**INSTRUÇÕES DO EXERCÍCIO**:
Reproduza, sem qualquer alteração, o trecho do texto sobre Altafini que começa em "Alessandria é uma" e segue até "1949. Ficou Mazzola.".

**TEXTO APRESENTADO**:
------------------------------------

E agora José? Ou o homem que mudou de nome


"Altafini foi Mazzola e voltou a ser Altafini. Em 1958 era titular do Brasil até que entrou Pelé…

Alessandria é uma cidade que se ergue na confluência dos rios Tanaro e Bormida. Terra de planície no centro do triângulo formado por Turim, Génova e Milão. É aí que vive Mazzola. Ou Altafini, depende. José João Altafini, de nome baptismal, nasceu em Piracicaba a 24 de julho de 1938. Piracicaba, no Estado de São Paulo, ficou para a História como centro da cultura da cana-de-açúcar e de café. Tem um clube de futebol chamado Esporte Clube XV de Novembro e foi lá que José começou a jogar como avançado antes de assinar um contrato profissional com o Palmeiras em 1956. Um dia um companheiro de equipa fitou-o longamente e decidiu que ele era parecido com o falecido Valentino Mazzola, estrela maior do Grande Torino que desapareceu por inteiro no desastre de Superga, a queda do avião que trazia o super-campeão italiano de Lisboa, onde jogara com o Benfica: 4 de maio de 1949. Ficou Mazzola.
O Mazzola do Palmeiras marcava golos, muitos golos.Era um rapaz poderoso fisicamente, apavorava as defesas adversárias como Átila, o Huno, apavorou o Império Romano-Ocidental e o Império Bizantino. Em duas épocas marcou noventa. No Verão de 1958 era o titular da seleção brasileira que chegou à Suécia para vencer o seu primeiro Campeonato do Mundo. Mazzola era titular; Pelé não. Depois o Universo mudou para sempre. E Edson Arantes do Nascimento, por extenso Pelé, como escrevia sempre Nelson Rodrigues, grande mestre da crónica, mostrou-se a um mundo embasbacado com a sua arte. E o contrário fez-se lei: Pelé era titular; Mazzola não.
Entretanto a Itália tinha-se apaixonado pelo estilo meio brusco meio elegante de José. O convite do Milan surgiu e ele aceitou de bom grado. Só que, em Itália, não havia mais espaço para Mazzolas. Valentino era adorado por toda a gente de todos os clubes e apesar de estar morto continuava vivo. Mazzola só quem fosse do seu sangue, como o filho Alessandro que surgiu dois anos depois no Inter, ou o seu outro filho, Ferrucio, mais novo, que jogou pouco no Inter porque sonhou e cumpriu o sonho de ser presidente do Torino. «E agora José?», perguntaria Drummond de Andrade. E José voltou a ser José. José Altafini. E voltou a marcar golos porque a baliza era o ponto para onde se dirigia sempre o seu olhar de cada vez que a bola lhe chegava aos pés. Na sua primeira época de ‘nerazzurro’ marcou 28 em 32 jogos. Para o ‘calcio’ era muito. Os adeptos gostavam daquele brasileiro com nome italiano que fora campeão do mundo. José João tornou-se um ídolo e irmão-gémeo do golo. Foram dele os dois que bateram o Benfica na final da Taça dos Campeões de 1963. Do Milan passou para o Nápoles e do Nápoles para a Juventus. Os golos iam atrás. Foi ficando velho. Os clubes tornaram-se mais pequenos: Chiasso, Mendrisio, na Suíça. Mas os golos não murcharam. Ainda hoje ocupa o quarto lugar na lista dos goleadores de todos os tempos na Série A com 216 marcados. Mudou de nome e mudou de país: vestiu a camisola da Itália e com ela jogou o Mundial de 1962, no Chile. Era neto de italianos, justificavam os italianos. E ele, triste: «Não fui eu que deixei o Brasil. Foi o Brasil que me deixou».

------------------------------------

Entradas de dados guardadas:
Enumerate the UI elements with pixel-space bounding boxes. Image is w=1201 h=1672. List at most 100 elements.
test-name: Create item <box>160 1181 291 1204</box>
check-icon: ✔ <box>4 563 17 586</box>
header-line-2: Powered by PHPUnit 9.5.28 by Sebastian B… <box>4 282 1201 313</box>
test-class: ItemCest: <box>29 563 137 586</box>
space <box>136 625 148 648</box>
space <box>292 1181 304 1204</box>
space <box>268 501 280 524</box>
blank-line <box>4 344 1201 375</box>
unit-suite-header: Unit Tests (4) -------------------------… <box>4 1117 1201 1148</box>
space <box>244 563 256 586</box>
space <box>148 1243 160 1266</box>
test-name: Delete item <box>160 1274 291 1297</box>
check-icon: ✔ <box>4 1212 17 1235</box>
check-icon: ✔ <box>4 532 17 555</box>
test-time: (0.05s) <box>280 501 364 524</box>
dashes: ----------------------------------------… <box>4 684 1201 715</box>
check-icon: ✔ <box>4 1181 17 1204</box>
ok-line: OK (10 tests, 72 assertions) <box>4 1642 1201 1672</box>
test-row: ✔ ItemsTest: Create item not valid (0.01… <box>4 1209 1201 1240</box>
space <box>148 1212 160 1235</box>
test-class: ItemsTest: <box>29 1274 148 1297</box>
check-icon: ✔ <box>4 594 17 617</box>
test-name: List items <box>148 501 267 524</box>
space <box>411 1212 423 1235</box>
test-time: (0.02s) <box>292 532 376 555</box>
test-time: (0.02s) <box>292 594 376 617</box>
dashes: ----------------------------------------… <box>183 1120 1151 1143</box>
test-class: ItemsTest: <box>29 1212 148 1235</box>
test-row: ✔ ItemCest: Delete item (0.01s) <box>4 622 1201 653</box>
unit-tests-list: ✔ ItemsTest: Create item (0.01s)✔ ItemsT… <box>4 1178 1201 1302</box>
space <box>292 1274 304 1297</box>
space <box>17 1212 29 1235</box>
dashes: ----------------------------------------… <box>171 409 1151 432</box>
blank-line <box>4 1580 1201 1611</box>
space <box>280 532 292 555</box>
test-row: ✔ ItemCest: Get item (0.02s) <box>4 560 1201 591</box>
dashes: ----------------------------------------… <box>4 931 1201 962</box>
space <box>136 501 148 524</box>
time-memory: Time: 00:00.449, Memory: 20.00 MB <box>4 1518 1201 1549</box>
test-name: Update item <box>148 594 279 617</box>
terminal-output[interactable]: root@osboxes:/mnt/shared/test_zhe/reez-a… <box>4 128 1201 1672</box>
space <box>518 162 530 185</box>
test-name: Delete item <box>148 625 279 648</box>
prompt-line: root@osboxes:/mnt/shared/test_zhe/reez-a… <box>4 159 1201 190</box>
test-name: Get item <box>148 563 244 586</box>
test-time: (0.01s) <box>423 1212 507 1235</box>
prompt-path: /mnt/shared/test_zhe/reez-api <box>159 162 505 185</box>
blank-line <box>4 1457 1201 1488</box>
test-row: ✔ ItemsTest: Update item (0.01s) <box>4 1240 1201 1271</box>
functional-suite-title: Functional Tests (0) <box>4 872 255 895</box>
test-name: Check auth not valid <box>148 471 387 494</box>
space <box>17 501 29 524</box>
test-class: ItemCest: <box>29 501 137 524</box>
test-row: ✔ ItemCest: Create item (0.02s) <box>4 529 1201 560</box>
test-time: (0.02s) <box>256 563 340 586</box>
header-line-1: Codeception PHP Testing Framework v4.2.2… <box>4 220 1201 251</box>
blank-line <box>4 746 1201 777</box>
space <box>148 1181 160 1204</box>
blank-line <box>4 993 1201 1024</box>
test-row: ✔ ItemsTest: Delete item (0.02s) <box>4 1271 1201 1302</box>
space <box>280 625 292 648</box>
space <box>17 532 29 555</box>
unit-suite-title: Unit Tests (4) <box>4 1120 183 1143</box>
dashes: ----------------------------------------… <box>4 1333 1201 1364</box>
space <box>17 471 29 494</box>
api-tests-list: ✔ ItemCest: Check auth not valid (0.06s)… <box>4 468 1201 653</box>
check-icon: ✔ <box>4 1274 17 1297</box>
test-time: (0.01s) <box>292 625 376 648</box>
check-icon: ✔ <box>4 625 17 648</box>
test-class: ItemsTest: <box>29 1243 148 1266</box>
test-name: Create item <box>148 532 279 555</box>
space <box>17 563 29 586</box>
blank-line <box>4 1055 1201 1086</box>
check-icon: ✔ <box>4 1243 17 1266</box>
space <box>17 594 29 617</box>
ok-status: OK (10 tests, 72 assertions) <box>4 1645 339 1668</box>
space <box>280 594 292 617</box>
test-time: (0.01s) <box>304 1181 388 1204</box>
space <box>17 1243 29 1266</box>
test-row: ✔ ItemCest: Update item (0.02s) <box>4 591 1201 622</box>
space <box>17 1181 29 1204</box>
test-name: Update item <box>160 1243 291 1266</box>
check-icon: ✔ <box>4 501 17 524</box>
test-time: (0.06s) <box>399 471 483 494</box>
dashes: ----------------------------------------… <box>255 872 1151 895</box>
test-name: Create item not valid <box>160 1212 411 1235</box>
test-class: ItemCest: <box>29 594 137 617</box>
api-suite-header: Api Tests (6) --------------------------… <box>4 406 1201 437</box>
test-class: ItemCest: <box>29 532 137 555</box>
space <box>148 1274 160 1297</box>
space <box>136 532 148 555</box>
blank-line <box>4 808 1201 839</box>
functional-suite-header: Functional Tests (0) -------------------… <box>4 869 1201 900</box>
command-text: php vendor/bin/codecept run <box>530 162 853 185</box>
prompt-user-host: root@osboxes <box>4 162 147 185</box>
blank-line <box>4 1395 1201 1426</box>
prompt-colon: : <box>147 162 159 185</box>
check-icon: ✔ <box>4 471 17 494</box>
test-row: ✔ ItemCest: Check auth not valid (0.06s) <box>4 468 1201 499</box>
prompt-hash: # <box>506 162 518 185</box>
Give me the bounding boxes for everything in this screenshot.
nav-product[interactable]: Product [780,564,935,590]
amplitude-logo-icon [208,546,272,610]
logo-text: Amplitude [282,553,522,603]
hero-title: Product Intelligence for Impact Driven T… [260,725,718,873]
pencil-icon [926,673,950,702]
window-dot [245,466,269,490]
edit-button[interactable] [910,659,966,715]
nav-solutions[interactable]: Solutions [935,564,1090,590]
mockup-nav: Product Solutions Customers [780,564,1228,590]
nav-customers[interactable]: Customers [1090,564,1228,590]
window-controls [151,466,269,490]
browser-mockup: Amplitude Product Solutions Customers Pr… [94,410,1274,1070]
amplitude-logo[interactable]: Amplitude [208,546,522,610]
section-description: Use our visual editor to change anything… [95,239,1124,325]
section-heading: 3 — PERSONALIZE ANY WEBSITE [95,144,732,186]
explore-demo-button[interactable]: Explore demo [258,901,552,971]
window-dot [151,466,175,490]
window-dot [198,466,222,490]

------------------------------------

**RESPOSTA AO EXERCÍCIO**:
Alessandria é uma cidade que se ergue na confluência dos rios Tanaro e Bormida. Terra de planície no centro do triângulo formado por Turim, Génova e Milão. É aí que vive Mazzola. Ou Altafini, depende. José João Altafini, de nome baptismal, nasceu em Piracicaba a 24 de julho de 1938. Piracicaba, no Estado de São Paulo, ficou para a História como centro da cultura da cana-de-açúcar e de café. Tem um clube de futebol chamado Esporte Clube XV de Novembro e foi lá que José começou a jogar como avançado antes de assinar um contrato profissional com o Palmeiras em 1956. Um dia um companheiro de equipa fitou-o longamente e decidiu que ele era parecido com o falecido Valentino Mazzola, estrela maior do Grande Torino que desapareceu por inteiro no desastre de Superga, a queda do avião que trazia o super-campeão italiano de Lisboa, onde jogara com o Benfica: 4 de maio de 1949. Ficou Mazzola.